Task requirements → Say how many lines hold the string "Andrews"; please write nothing but the number.

#### Data excerpts

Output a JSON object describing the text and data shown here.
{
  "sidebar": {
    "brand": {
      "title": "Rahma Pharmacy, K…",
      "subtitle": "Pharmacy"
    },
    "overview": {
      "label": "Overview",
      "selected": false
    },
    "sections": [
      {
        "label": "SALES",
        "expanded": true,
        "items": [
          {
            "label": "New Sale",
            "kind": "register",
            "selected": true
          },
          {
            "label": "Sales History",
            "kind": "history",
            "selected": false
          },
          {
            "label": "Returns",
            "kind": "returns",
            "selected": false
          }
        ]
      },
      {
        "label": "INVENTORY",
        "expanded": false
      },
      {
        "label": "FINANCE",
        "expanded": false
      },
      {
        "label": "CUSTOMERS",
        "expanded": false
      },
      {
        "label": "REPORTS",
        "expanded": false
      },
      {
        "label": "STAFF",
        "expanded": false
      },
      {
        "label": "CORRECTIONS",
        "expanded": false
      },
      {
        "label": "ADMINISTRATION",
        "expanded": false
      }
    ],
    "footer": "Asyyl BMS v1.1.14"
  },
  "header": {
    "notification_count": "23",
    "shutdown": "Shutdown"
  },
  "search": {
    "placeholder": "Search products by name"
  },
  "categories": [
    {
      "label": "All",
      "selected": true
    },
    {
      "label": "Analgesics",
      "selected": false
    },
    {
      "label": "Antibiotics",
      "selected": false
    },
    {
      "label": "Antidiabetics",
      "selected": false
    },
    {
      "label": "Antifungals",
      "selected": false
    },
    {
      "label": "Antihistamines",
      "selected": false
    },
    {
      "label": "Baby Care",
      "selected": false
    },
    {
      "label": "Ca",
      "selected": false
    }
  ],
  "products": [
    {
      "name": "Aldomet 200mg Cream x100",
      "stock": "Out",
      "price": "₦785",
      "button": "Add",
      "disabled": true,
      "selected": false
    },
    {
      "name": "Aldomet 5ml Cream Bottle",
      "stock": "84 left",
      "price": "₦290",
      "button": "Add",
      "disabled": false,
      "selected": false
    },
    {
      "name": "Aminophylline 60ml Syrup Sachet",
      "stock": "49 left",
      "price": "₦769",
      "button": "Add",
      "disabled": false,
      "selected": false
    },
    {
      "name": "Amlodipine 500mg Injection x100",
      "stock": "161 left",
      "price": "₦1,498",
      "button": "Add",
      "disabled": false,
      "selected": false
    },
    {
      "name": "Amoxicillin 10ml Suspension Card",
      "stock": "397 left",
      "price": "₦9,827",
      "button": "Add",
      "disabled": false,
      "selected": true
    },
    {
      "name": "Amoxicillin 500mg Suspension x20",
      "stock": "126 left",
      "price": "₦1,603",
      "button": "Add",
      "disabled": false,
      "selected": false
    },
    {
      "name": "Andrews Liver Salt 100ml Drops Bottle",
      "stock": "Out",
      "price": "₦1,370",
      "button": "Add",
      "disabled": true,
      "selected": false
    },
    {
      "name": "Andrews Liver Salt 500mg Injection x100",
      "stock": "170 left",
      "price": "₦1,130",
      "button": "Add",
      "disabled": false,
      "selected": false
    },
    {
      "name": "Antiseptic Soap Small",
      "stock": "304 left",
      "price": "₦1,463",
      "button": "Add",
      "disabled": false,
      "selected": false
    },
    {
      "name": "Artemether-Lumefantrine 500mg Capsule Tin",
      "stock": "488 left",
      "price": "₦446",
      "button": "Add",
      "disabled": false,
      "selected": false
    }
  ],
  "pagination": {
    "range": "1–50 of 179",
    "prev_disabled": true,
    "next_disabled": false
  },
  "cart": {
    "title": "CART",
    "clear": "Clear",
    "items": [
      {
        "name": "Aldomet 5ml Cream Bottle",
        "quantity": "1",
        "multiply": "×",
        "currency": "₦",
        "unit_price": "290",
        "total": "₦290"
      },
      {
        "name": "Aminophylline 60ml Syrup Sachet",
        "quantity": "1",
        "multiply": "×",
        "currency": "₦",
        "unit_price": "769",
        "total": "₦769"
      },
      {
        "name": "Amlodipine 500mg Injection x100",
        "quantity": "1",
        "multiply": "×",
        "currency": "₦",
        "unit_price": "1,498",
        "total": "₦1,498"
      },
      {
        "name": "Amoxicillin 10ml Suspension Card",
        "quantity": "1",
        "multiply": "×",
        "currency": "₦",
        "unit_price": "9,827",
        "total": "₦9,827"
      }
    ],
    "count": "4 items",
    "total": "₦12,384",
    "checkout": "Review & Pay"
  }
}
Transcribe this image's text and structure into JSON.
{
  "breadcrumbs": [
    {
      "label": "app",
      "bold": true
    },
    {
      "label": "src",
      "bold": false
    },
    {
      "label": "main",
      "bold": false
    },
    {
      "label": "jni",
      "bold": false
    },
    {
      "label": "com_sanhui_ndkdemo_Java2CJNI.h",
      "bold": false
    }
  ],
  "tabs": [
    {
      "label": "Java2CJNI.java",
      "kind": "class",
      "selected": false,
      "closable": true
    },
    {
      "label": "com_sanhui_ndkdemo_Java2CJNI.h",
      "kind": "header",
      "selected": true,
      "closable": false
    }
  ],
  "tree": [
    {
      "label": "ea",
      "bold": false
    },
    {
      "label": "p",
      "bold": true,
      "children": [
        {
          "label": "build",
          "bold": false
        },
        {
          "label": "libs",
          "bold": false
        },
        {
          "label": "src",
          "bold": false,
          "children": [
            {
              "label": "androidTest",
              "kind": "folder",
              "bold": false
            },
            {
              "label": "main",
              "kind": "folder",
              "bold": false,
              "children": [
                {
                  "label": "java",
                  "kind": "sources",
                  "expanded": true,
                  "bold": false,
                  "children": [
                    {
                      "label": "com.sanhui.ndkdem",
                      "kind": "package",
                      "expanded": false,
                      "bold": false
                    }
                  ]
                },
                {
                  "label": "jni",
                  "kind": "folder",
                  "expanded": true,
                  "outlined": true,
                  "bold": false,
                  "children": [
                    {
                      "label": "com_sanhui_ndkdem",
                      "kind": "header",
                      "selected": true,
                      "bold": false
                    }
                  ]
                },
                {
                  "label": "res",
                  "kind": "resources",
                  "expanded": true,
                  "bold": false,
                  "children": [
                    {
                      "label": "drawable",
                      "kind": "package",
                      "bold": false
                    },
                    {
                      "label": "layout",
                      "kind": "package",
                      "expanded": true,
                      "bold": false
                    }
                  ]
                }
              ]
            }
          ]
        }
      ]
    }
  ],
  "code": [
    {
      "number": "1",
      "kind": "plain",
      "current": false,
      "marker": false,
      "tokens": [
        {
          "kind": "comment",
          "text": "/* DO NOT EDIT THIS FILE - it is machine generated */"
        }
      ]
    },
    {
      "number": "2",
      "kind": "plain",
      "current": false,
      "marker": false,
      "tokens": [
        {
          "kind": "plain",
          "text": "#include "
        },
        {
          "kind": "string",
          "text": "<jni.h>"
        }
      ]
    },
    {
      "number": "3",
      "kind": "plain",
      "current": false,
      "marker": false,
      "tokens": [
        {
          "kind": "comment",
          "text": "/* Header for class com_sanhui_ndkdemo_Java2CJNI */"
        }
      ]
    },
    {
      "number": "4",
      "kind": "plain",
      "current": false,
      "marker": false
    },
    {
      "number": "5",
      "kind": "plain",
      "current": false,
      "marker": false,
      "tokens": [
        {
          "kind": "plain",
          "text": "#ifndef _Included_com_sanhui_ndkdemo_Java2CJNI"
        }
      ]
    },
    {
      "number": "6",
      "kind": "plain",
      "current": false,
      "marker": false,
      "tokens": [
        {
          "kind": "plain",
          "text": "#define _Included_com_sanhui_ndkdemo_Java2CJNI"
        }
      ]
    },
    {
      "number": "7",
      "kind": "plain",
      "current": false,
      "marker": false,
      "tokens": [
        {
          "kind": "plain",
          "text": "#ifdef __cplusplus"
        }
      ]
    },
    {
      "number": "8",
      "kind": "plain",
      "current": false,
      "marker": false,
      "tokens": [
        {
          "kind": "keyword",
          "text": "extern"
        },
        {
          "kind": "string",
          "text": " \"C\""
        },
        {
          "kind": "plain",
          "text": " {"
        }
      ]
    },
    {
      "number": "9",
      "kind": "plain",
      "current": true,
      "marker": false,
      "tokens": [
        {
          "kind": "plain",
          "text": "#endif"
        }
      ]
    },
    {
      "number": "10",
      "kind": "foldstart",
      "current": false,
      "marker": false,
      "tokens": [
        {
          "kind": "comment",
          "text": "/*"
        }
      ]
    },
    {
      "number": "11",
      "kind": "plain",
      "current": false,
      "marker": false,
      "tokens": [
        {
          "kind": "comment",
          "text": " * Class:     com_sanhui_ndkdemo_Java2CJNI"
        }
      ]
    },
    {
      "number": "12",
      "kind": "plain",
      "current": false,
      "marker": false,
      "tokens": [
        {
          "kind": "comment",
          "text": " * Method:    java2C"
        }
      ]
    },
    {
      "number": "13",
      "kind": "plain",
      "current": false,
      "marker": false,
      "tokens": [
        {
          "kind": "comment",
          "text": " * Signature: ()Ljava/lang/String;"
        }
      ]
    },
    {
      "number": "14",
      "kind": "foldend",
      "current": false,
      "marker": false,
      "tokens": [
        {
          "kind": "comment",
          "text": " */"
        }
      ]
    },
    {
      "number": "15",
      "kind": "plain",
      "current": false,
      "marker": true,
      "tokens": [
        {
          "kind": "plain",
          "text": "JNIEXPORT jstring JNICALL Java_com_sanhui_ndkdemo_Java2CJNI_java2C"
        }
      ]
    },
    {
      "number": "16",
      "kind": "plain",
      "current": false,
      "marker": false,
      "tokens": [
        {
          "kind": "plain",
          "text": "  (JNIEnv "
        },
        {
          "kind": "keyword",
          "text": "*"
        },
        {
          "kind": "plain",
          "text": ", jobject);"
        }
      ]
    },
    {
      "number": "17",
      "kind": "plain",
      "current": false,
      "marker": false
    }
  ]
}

########

Expected answer → 2